*Exercise task:*
Your task is to output the listing word for word, with pictures excluded.
Start of Dataset records
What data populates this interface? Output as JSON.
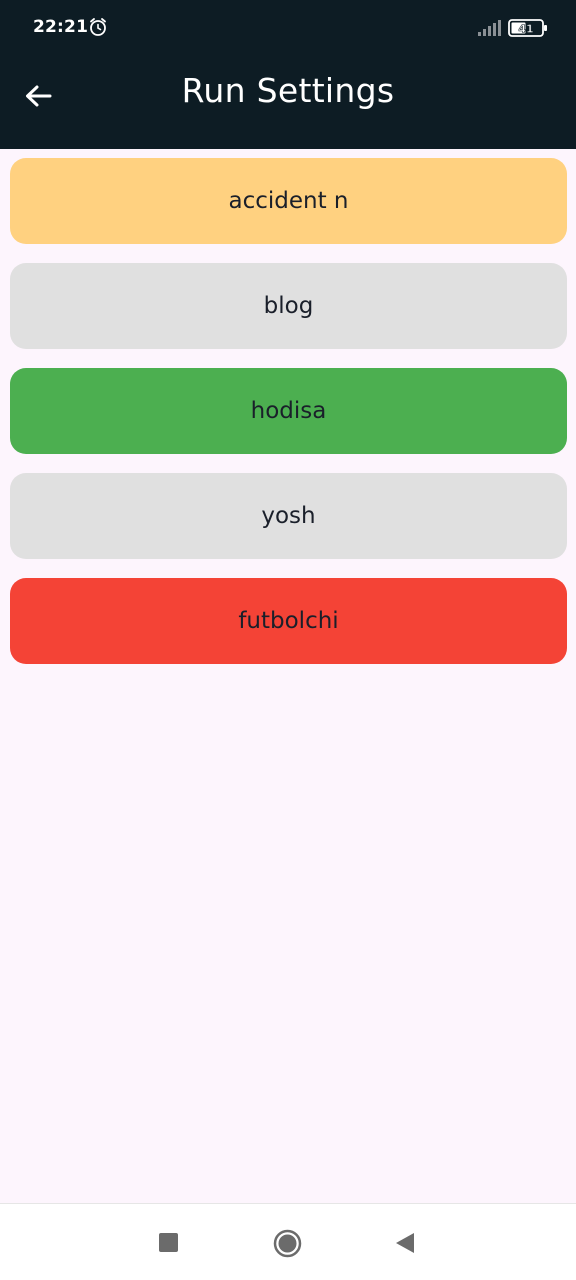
{
  "status_bar": {
    "time": "22:21",
    "battery_level": "41"
  },
  "app_bar": {
    "title": "Run Settings",
    "back_icon": "arrow-left-icon"
  },
  "items": [
    {
      "label": "accident n",
      "color": "#ffd180"
    },
    {
      "label": "blog",
      "color": "#e0e0e0"
    },
    {
      "label": "hodisa",
      "color": "#4caf50"
    },
    {
      "label": "yosh",
      "color": "#e0e0e0"
    },
    {
      "label": "futbolchi",
      "color": "#f44336"
    }
  ],
  "nav_bar": {
    "recents_icon": "square-icon",
    "home_icon": "circle-icon",
    "back_icon": "triangle-back-icon"
  }
}
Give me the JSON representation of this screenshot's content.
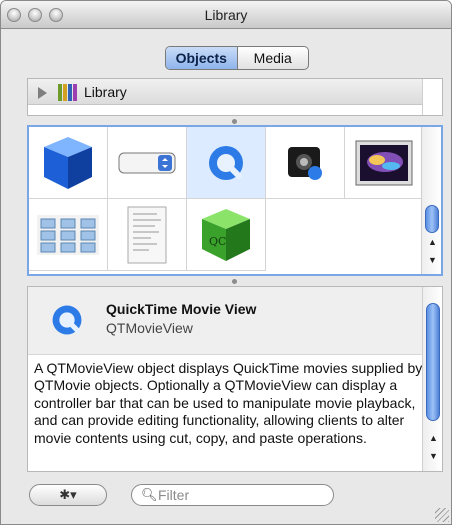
{
  "window": {
    "title": "Library"
  },
  "segmented": {
    "objects_label": "Objects",
    "media_label": "Media",
    "selected": "Objects"
  },
  "path": {
    "label": "Library"
  },
  "objects_grid": {
    "items": [
      {
        "icon": "blue-cube-icon"
      },
      {
        "icon": "popup-button-icon"
      },
      {
        "icon": "quicktime-view-icon",
        "selected": true
      },
      {
        "icon": "webcam-view-icon"
      },
      {
        "icon": "image-view-icon"
      },
      {
        "icon": "image-browser-icon"
      },
      {
        "icon": "pdf-view-icon"
      },
      {
        "icon": "quartz-composer-cube-icon"
      }
    ]
  },
  "detail": {
    "name": "QuickTime Movie View",
    "class": "QTMovieView",
    "description": "A QTMovieView object displays QuickTime movies supplied by QTMovie objects. Optionally a QTMovieView can display a controller bar that can be used to manipulate movie playback, and can provide editing functionality, allowing clients to alter movie contents using cut, copy, and paste operations."
  },
  "bottom": {
    "gear_label": "✱▾",
    "filter_placeholder": "Filter"
  },
  "colors": {
    "selection": "#dcebff",
    "accent": "#79a6e4",
    "scroll_thumb": "#5a8fe3"
  }
}
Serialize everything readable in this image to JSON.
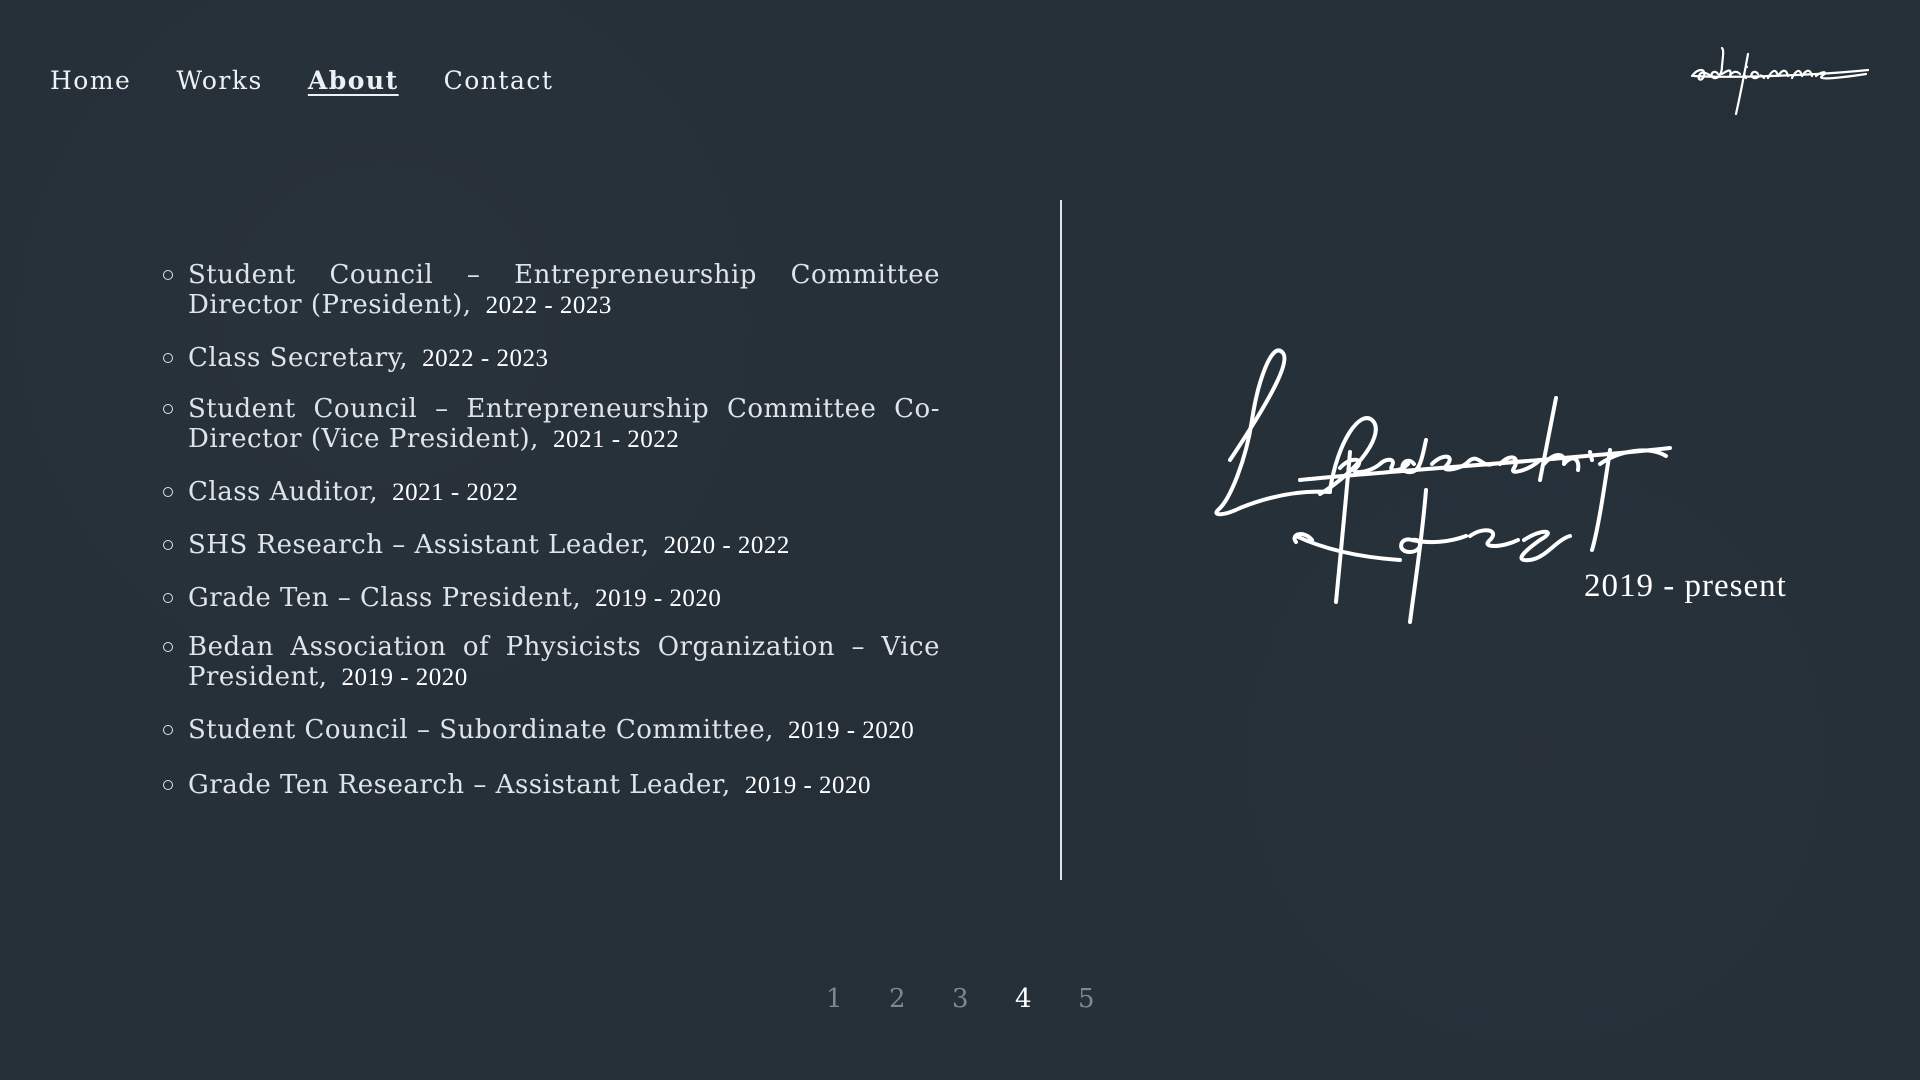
{
  "nav": {
    "items": [
      {
        "label": "Home",
        "active": false
      },
      {
        "label": "Works",
        "active": false
      },
      {
        "label": "About",
        "active": true
      },
      {
        "label": "Contact",
        "active": false
      }
    ]
  },
  "logo": {
    "text": "adrianne"
  },
  "section": {
    "heading_line1": "Leadership",
    "heading_line2": "Roles",
    "years": "2019 - present"
  },
  "roles": [
    {
      "title": "Student Council – Entrepreneurship Committee Director (President),",
      "years": "2022 - 2023"
    },
    {
      "title": "Class Secretary,",
      "years": "2022 - 2023"
    },
    {
      "title": "Student Council – Entrepreneurship Committee Co-Director (Vice President),",
      "years": "2021 - 2022"
    },
    {
      "title": "Class Auditor,",
      "years": "2021 - 2022"
    },
    {
      "title": "SHS Research – Assistant Leader,",
      "years": "2020 - 2022"
    },
    {
      "title": "Grade Ten – Class President,",
      "years": "2019 - 2020"
    },
    {
      "title": "Bedan Association of Physicists Organization – Vice President,",
      "years": "2019 - 2020"
    },
    {
      "title": "Student Council – Subordinate Committee,",
      "years": "2019 - 2020"
    },
    {
      "title": "Grade Ten Research – Assistant Leader,",
      "years": "2019 - 2020"
    }
  ],
  "pagination": {
    "pages": [
      "1",
      "2",
      "3",
      "4",
      "5"
    ],
    "current": "4"
  },
  "colors": {
    "background": "#252f38",
    "text": "#e9edf0",
    "muted": "#7e8891"
  }
}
End of Dataset records
*Written answer:*
What data populates this interface? Output as JSON.
{
  "status_bar": {
    "time": "22:21",
    "battery_level": "41"
  },
  "app_bar": {
    "title": "Run Settings",
    "back_icon": "arrow-left-icon"
  },
  "items": [
    {
      "label": "accident n",
      "color": "#ffd180"
    },
    {
      "label": "blog",
      "color": "#e0e0e0"
    },
    {
      "label": "hodisa",
      "color": "#4caf50"
    },
    {
      "label": "yosh",
      "color": "#e0e0e0"
    },
    {
      "label": "futbolchi",
      "color": "#f44336"
    }
  ],
  "nav_bar": {
    "recents_icon": "square-icon",
    "home_icon": "circle-icon",
    "back_icon": "triangle-back-icon"
  }
}
Give me the JSON representation of this screenshot's content.
{
  "window": {
    "title": "Library"
  },
  "segmented": {
    "objects_label": "Objects",
    "media_label": "Media",
    "selected": "Objects"
  },
  "path": {
    "label": "Library"
  },
  "objects_grid": {
    "items": [
      {
        "icon": "blue-cube-icon"
      },
      {
        "icon": "popup-button-icon"
      },
      {
        "icon": "quicktime-view-icon",
        "selected": true
      },
      {
        "icon": "webcam-view-icon"
      },
      {
        "icon": "image-view-icon"
      },
      {
        "icon": "image-browser-icon"
      },
      {
        "icon": "pdf-view-icon"
      },
      {
        "icon": "quartz-composer-cube-icon"
      }
    ]
  },
  "detail": {
    "name": "QuickTime Movie View",
    "class": "QTMovieView",
    "description": "A QTMovieView object displays QuickTime movies supplied by QTMovie objects. Optionally a QTMovieView can display a controller bar that can be used to manipulate movie playback, and can provide editing functionality, allowing clients to alter movie contents using cut, copy, and paste operations."
  },
  "bottom": {
    "gear_label": "✱▾",
    "filter_placeholder": "Filter"
  },
  "colors": {
    "selection": "#dcebff",
    "accent": "#79a6e4",
    "scroll_thumb": "#5a8fe3"
  }
}
Serialize everything readable in this image to JSON.
{
  "nav": {
    "items": [
      {
        "label": "Home",
        "active": false
      },
      {
        "label": "Works",
        "active": false
      },
      {
        "label": "About",
        "active": true
      },
      {
        "label": "Contact",
        "active": false
      }
    ]
  },
  "logo": {
    "text": "adrianne"
  },
  "section": {
    "heading_line1": "Leadership",
    "heading_line2": "Roles",
    "years": "2019 - present"
  },
  "roles": [
    {
      "title": "Student Council – Entrepreneurship Committee Director (President),",
      "years": "2022 - 2023"
    },
    {
      "title": "Class Secretary,",
      "years": "2022 - 2023"
    },
    {
      "title": "Student Council – Entrepreneurship Committee Co-Director (Vice President),",
      "years": "2021 - 2022"
    },
    {
      "title": "Class Auditor,",
      "years": "2021 - 2022"
    },
    {
      "title": "SHS Research – Assistant Leader,",
      "years": "2020 - 2022"
    },
    {
      "title": "Grade Ten – Class President,",
      "years": "2019 - 2020"
    },
    {
      "title": "Bedan Association of Physicists Organization – Vice President,",
      "years": "2019 - 2020"
    },
    {
      "title": "Student Council – Subordinate Committee,",
      "years": "2019 - 2020"
    },
    {
      "title": "Grade Ten Research – Assistant Leader,",
      "years": "2019 - 2020"
    }
  ],
  "pagination": {
    "pages": [
      "1",
      "2",
      "3",
      "4",
      "5"
    ],
    "current": "4"
  },
  "colors": {
    "background": "#252f38",
    "text": "#e9edf0",
    "muted": "#7e8891"
  }
}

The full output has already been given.